-- START OF Data lines --

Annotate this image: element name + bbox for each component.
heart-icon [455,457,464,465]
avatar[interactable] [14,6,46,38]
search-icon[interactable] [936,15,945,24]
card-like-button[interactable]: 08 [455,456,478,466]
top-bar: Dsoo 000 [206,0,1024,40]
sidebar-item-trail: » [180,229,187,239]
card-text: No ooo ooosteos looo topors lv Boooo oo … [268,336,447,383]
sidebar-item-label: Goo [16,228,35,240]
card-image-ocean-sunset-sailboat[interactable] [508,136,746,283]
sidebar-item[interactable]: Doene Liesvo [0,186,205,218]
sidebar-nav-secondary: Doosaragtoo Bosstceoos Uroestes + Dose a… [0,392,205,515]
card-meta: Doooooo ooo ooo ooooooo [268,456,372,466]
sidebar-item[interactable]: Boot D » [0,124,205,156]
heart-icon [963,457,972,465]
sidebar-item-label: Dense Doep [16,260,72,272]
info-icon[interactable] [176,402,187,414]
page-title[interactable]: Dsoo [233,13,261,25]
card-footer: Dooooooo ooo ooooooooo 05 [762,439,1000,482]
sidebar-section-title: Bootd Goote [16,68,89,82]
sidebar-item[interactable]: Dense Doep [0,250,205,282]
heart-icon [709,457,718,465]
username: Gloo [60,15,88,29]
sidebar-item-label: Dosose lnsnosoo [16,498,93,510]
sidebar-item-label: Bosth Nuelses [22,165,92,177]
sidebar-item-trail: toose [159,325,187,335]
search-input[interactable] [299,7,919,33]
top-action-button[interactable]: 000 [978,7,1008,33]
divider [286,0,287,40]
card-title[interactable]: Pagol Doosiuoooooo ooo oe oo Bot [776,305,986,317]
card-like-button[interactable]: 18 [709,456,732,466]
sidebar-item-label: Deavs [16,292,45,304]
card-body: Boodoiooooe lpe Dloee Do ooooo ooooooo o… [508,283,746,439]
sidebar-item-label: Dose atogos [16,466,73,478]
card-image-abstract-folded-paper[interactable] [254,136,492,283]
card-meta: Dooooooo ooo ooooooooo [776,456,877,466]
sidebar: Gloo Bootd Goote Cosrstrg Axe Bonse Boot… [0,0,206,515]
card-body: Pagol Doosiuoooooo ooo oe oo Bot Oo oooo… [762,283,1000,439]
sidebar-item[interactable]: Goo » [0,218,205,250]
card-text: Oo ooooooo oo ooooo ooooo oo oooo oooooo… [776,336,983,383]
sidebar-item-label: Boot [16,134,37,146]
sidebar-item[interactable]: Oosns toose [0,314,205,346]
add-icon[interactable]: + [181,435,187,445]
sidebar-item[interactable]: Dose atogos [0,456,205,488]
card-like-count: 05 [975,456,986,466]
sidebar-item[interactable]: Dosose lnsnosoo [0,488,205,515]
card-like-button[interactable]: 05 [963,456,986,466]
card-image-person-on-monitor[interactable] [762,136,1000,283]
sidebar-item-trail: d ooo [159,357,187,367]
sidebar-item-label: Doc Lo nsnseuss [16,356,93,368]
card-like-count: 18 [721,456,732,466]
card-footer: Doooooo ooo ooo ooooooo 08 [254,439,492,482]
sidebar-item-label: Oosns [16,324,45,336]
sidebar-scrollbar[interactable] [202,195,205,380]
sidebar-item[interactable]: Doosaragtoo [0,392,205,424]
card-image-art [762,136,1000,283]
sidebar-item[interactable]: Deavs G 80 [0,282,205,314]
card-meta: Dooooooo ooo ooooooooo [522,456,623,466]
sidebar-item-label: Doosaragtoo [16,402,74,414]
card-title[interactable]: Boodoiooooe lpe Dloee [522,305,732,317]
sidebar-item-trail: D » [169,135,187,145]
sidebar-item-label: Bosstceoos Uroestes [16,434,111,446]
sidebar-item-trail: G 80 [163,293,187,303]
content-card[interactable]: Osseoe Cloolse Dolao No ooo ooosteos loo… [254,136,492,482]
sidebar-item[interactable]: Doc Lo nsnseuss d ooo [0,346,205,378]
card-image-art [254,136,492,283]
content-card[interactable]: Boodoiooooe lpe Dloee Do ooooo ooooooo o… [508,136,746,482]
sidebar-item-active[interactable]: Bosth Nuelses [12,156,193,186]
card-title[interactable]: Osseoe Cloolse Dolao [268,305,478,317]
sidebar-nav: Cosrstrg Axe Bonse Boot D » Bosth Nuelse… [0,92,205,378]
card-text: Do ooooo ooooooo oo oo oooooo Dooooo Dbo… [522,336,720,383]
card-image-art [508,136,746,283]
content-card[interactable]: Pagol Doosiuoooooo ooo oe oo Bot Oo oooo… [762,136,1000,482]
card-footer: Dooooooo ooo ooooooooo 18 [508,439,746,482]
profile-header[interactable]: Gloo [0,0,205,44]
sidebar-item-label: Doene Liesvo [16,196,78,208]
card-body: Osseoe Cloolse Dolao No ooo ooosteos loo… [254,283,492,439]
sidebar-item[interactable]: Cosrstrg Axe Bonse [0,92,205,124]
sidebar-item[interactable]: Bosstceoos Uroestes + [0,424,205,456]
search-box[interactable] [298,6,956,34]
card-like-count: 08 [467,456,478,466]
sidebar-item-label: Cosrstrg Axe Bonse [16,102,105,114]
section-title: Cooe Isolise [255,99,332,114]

-- END OF Data lines --

◆ Written problem: Render the material from its first line through the line containing "card-like-count: 05 [975,456,986,466]" as a Markdown table with the columns Row and Entry. Number each row and leave out blank lines.

◆ Solution to the exercise:
| Row | Entry |
|---|---|
| 1 | Annotate this image: element name + bbox for each component. |
| 2 | heart-icon [455,457,464,465] |
| 3 | avatar[interactable] [14,6,46,38] |
| 4 | search-icon[interactable] [936,15,945,24] |
| 5 | card-like-button[interactable]: 08 [455,456,478,466] |
| 6 | top-bar: Dsoo 000 [206,0,1024,40] |
| 7 | sidebar-item-trail: » [180,229,187,239] |
| 8 | card-text: No ooo ooosteos looo topors lv Boooo oo … [268,336,447,383] |
| 9 | sidebar-item-label: Goo [16,228,35,240] |
| 10 | card-image-ocean-sunset-sailboat[interactable] [508,136,746,283] |
| 11 | sidebar-item[interactable]: Doene Liesvo [0,186,205,218] |
| 12 | sidebar-nav-secondary: Doosaragtoo Bosstceoos Uroestes + Dose a… [0,392,205,515] |
| 13 | card-meta: Doooooo ooo ooo ooooooo [268,456,372,466] |
| 14 | sidebar-item[interactable]: Boot D » [0,124,205,156] |
| 15 | heart-icon [963,457,972,465] |
| 16 | sidebar-item-label: Dense Doep [16,260,72,272] |
| 17 | info-icon[interactable] [176,402,187,414] |
| 18 | page-title[interactable]: Dsoo [233,13,261,25] |
| 19 | card-footer: Dooooooo ooo ooooooooo 05 [762,439,1000,482] |
| 20 | sidebar-section-title: Bootd Goote [16,68,89,82] |
| 21 | sidebar-item[interactable]: Dense Doep [0,250,205,282] |
| 22 | heart-icon [709,457,718,465] |
| 23 | username: Gloo [60,15,88,29] |
| 24 | sidebar-item-label: Dosose lnsnosoo [16,498,93,510] |
| 25 | sidebar-item-label: Bosth Nuelses [22,165,92,177] |
| 26 | sidebar-item-trail: toose [159,325,187,335] |
| 27 | search-input[interactable] [299,7,919,33] |
| 28 | top-action-button[interactable]: 000 [978,7,1008,33] |
| 29 | divider [286,0,287,40] |
| 30 | card-title[interactable]: Pagol Doosiuoooooo ooo oe oo Bot [776,305,986,317] |
| 31 | card-like-button[interactable]: 18 [709,456,732,466] |
| 32 | sidebar-item-label: Deavs [16,292,45,304] |
| 33 | card-body: Boodoiooooe lpe Dloee Do ooooo ooooooo o… [508,283,746,439] |
| 34 | sidebar-item-label: Dose atogos [16,466,73,478] |
| 35 | card-image-abstract-folded-paper[interactable] [254,136,492,283] |
| 36 | card-meta: Dooooooo ooo ooooooooo [776,456,877,466] |
| 37 | sidebar: Gloo Bootd Goote Cosrstrg Axe Bonse Boot… [0,0,206,515] |
| 38 | card-body: Pagol Doosiuoooooo ooo oe oo Bot Oo oooo… [762,283,1000,439] |
| 39 | sidebar-item[interactable]: Goo » [0,218,205,250] |
| 40 | card-text: Oo ooooooo oo ooooo ooooo oo oooo oooooo… [776,336,983,383] |
| 41 | sidebar-item-label: Boot [16,134,37,146] |
| 42 | sidebar-item[interactable]: Oosns toose [0,314,205,346] |
| 43 | add-icon[interactable]: + [181,435,187,445] |
| 44 | sidebar-item[interactable]: Dose atogos [0,456,205,488] |
| 45 | card-like-count: 05 [975,456,986,466] |